* Goal of the exercise *
Read the listing and extract each line that includes the word "Kemiönsaaren".

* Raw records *
========

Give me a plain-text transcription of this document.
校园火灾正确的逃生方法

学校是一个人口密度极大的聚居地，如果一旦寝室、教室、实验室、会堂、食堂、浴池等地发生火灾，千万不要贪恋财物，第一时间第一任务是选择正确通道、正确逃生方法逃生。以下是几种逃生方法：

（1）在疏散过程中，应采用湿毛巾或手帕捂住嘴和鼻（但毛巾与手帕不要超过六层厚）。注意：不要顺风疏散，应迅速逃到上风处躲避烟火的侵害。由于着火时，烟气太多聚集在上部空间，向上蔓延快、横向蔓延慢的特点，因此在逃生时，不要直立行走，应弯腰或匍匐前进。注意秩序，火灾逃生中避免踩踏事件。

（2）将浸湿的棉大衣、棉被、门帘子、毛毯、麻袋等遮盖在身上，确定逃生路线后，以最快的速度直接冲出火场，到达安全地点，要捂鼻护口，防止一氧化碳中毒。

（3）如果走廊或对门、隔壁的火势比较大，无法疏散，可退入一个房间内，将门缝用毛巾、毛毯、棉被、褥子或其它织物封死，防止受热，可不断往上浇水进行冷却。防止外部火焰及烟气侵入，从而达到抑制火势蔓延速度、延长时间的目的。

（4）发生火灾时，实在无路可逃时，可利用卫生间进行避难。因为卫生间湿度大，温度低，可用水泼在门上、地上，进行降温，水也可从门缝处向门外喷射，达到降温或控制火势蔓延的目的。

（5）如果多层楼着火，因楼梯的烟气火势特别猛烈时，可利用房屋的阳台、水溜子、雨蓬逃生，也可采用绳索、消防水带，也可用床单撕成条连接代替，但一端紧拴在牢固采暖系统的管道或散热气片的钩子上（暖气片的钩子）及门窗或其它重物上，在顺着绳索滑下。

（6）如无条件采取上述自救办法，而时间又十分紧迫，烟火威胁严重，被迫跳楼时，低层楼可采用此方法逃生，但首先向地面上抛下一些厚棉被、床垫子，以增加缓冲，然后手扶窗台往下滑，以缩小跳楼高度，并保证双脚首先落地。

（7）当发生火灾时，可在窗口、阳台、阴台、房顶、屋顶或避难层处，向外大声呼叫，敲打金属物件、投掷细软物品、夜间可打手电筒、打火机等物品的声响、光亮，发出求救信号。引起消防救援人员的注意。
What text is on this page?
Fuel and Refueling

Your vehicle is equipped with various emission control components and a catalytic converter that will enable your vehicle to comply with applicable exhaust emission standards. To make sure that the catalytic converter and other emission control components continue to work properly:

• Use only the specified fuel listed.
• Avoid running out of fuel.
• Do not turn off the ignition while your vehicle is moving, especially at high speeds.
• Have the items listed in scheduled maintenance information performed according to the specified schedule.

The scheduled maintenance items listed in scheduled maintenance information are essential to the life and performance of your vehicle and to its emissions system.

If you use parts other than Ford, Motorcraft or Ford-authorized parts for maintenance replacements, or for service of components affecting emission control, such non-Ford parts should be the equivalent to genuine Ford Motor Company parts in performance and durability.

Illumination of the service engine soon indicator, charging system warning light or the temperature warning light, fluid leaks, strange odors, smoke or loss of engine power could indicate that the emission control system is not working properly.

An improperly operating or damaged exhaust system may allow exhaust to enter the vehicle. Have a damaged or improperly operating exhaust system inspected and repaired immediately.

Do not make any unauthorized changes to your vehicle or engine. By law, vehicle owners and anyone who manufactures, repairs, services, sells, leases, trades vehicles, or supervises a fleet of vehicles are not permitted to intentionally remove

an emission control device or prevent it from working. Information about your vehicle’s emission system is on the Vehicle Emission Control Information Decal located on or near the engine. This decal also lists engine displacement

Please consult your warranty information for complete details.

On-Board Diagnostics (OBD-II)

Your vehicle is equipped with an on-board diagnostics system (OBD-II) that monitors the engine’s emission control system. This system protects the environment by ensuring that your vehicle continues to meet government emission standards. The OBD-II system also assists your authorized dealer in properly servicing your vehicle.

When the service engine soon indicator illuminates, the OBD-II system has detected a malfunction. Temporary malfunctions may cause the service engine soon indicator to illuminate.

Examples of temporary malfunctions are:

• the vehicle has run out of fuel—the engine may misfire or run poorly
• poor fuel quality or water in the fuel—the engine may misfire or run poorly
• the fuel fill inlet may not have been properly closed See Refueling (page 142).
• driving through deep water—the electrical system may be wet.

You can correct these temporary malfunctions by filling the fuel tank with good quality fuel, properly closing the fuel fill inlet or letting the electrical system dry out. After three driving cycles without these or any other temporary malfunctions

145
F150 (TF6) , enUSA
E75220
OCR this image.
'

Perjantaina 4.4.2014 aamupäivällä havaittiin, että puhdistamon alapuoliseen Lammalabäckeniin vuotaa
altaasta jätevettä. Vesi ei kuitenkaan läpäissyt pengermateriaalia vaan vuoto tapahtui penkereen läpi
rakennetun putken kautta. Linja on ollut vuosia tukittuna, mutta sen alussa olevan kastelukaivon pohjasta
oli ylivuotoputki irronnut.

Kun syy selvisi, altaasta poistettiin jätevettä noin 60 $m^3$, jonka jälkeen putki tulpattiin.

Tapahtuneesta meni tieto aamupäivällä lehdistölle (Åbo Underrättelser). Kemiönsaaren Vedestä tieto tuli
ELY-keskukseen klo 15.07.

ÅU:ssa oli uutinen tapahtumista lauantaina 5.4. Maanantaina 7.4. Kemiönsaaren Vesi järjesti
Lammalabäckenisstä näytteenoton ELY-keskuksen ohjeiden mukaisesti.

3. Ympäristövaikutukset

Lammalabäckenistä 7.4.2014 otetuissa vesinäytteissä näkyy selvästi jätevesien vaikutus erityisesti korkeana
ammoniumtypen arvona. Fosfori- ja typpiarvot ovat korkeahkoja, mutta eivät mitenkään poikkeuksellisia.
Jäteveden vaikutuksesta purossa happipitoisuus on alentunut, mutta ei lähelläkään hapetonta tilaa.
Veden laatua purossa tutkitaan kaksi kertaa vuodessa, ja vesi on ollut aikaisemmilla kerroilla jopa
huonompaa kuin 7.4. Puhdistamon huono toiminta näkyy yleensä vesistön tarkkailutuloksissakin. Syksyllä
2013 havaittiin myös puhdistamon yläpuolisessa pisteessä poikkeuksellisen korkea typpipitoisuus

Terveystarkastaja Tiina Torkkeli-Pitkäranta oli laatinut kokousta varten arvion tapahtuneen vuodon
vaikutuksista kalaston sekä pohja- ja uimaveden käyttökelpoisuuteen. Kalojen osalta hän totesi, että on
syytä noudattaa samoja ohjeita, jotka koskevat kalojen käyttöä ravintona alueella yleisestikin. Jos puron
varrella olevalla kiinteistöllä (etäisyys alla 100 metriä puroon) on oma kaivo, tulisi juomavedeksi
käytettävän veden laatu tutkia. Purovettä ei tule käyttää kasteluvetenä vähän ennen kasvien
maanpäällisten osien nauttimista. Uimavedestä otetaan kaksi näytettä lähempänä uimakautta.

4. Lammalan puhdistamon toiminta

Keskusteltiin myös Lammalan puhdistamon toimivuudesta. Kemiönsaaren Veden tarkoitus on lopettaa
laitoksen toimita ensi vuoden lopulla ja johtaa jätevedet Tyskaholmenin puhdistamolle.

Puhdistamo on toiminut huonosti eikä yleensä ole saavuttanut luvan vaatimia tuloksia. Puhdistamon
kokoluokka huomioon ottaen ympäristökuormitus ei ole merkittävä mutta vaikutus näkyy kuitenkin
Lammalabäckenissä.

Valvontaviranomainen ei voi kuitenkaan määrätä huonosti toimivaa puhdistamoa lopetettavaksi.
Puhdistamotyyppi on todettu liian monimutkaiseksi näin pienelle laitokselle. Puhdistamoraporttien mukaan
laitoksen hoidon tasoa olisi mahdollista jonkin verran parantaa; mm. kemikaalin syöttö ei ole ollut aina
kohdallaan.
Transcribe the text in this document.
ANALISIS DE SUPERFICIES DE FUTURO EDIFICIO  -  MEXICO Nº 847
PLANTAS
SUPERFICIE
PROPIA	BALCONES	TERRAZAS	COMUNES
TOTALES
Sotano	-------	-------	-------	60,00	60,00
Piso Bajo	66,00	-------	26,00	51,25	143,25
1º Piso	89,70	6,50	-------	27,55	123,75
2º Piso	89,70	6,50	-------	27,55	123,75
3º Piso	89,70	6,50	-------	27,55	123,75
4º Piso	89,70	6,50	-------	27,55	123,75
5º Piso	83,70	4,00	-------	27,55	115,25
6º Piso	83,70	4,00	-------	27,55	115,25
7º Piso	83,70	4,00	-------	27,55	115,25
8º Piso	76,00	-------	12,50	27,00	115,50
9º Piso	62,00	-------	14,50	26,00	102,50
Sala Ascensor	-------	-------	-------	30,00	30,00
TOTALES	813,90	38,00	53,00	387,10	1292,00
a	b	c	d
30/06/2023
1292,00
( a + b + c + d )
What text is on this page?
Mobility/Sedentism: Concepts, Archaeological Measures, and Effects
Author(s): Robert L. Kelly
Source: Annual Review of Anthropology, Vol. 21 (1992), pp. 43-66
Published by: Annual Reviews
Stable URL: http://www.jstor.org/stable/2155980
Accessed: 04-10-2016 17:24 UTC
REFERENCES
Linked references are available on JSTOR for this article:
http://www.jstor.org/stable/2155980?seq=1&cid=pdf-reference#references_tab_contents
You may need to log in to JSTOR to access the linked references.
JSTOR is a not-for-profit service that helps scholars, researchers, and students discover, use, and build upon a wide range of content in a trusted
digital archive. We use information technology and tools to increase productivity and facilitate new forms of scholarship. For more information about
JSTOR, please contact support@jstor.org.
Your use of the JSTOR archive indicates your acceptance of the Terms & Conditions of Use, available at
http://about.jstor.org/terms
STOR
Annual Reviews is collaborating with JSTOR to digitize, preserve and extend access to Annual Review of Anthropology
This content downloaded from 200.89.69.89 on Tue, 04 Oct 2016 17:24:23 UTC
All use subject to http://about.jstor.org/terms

========

* The response *
Tapahtuneesta meni tieto aamupäivällä lehdistölle (Åbo Underrättelser). Kemiönsaaren Vedestä tieto tuli
ÅU:ssa oli uutinen tapahtumista lauantaina 5.4. Maanantaina 7.4. Kemiönsaaren Vesi järjesti
Keskusteltiin myös Lammalan puhdistamon toimivuudesta. Kemiönsaaren Veden tarkoitus on lopettaa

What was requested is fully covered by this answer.